Probé el JBL Boombox 4 y la verdad es que superó mis expectativas. Desde el primer momento notas la potencia: el parlante hace vibrar el ambiente sin distorsionar, con unos graves que se sienten en el pecho y agudos muy claros. El AI Sound Boost es real, porque, aunque subí el volumen al máximo, la calidad del sonido se mantuvo nítida, sin saturar.
Algo que me gustó bastante es que, a pesar de ser más ligero que el modelo anterior, no perdió fuerza. Al contrario, la batería me sorprendió: aguantó todo un fin de semana de uso (más de 30 horas) sin necesidad de recargar, y eso que lo usé tanto en interiores como en exteriores.
El Bass Boost también se nota. Utilicé los dos modos —Deep y Punchy— y cada uno le da un carácter distinto a la música: el primero es más profundo y envolvente, mientras que el segundo resalta los golpes secos del bajo y la batería. Además, los logos iluminados cuando se activa son un detalle visual divertido que le da un plus en reuniones.

DATOS MOSTRADOS |
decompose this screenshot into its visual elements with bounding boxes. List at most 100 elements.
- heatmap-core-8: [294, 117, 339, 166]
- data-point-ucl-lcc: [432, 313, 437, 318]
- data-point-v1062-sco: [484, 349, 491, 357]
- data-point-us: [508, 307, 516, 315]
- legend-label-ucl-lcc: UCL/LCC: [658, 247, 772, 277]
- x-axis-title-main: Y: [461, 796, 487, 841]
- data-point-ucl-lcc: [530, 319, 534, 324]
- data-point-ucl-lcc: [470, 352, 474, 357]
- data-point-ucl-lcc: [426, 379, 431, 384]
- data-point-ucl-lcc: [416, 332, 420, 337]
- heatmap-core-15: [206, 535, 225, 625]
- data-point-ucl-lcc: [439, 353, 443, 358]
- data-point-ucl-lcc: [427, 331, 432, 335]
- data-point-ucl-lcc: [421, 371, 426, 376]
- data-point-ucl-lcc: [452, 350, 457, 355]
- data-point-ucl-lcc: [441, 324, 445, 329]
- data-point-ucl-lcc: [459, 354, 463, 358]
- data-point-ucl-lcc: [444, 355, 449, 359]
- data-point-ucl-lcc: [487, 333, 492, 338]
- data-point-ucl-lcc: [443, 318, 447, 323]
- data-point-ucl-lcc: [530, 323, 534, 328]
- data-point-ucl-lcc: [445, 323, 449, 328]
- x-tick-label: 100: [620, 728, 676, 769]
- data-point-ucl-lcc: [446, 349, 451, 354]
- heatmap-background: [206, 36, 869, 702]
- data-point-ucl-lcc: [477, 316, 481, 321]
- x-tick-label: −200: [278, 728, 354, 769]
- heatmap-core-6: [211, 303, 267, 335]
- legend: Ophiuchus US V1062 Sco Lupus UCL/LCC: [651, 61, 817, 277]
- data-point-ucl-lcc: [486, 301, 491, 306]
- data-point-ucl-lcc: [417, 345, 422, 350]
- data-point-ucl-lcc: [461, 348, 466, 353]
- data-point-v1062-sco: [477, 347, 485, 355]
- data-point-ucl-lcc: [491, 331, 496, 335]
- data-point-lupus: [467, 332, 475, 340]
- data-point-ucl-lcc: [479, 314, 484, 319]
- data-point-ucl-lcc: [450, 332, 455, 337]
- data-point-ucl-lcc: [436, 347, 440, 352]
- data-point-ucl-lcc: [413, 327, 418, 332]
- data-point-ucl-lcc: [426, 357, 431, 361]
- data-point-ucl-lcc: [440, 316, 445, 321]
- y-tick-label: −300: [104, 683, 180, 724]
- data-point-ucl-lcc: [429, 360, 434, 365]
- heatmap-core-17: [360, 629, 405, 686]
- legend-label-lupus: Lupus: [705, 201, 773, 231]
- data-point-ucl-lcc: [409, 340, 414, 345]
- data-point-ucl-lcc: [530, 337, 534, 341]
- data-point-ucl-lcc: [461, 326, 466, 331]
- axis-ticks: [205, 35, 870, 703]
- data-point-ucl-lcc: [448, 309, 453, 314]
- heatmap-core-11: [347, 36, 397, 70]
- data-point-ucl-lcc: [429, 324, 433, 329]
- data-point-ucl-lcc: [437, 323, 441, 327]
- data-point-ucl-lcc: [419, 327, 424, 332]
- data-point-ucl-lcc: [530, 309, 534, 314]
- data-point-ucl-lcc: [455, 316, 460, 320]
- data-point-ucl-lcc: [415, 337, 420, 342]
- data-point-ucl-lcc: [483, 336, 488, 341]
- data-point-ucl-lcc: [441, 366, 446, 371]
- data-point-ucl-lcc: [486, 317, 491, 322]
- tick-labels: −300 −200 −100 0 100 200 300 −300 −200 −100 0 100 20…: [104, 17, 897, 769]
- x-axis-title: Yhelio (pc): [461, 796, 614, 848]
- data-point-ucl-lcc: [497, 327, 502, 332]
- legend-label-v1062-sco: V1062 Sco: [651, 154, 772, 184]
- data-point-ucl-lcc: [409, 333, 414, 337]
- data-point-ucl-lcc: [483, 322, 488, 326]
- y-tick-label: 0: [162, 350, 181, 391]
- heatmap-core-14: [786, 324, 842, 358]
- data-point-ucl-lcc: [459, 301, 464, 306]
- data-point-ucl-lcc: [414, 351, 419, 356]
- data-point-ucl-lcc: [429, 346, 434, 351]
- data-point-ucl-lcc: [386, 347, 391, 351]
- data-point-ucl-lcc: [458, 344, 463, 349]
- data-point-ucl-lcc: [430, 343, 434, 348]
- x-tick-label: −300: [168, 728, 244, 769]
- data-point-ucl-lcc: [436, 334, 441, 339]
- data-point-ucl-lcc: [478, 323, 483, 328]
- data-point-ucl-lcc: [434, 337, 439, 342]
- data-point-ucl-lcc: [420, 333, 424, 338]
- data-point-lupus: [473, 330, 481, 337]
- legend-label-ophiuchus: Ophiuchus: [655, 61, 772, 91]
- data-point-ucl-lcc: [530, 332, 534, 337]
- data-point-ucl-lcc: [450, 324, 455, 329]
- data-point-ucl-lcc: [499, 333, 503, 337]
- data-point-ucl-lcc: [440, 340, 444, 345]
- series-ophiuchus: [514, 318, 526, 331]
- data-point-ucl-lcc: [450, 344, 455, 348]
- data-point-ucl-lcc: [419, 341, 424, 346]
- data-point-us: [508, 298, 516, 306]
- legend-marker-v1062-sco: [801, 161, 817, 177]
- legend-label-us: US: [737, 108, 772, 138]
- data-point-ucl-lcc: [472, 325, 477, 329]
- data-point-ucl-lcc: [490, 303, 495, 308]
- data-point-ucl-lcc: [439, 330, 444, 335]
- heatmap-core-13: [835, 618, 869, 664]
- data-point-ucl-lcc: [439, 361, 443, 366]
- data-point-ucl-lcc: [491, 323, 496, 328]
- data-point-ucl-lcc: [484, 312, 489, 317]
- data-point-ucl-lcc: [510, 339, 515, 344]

EJERCICIO |
Continúa la reseña del JBL Boombox 4 a partir de su última oración. Los registros no tienen relación con la reseña del JBL Boombox 4.

SOLUCIÓN |
Me encantó la versatilidad: lo llevé a la terraza, a la piscina y hasta a un parque. La resistencia al agua y al polvo (IP68) me dio total tranquilidad. Y si quieres todavía más volumen, el Auracast permite enlazarlo fácilmente con otros parlantes JBL, lo que es un espectáculo cuando hay mucha gente.
En resumen, el Boombox 4 no solo es un parlante potente: es un equipo pensado para acompañar momentos especiales. Si buscas portabilidad, duración de batería y un sonido que realmente llene cualquier espacio, es difícil que te decepcione.